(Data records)
****

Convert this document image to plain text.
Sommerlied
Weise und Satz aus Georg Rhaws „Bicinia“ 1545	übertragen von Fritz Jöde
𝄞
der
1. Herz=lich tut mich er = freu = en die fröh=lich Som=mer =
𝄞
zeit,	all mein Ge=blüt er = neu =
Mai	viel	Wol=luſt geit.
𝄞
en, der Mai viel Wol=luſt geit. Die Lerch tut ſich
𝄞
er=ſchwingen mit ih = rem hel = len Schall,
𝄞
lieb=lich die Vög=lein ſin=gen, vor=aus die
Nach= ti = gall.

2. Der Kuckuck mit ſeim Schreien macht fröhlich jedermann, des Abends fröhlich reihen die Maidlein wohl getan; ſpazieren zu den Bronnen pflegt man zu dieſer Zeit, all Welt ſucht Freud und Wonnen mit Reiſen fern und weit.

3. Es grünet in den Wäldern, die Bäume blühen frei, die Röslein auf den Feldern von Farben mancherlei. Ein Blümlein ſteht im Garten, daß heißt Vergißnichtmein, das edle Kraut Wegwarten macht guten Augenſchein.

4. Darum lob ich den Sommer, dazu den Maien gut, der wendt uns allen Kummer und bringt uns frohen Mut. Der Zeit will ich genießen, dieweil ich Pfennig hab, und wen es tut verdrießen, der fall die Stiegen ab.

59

****

**Directions for this task:**
Calculate how many lines of the material include the string "geit", and state that number by itself.

**Answer for the task:**
2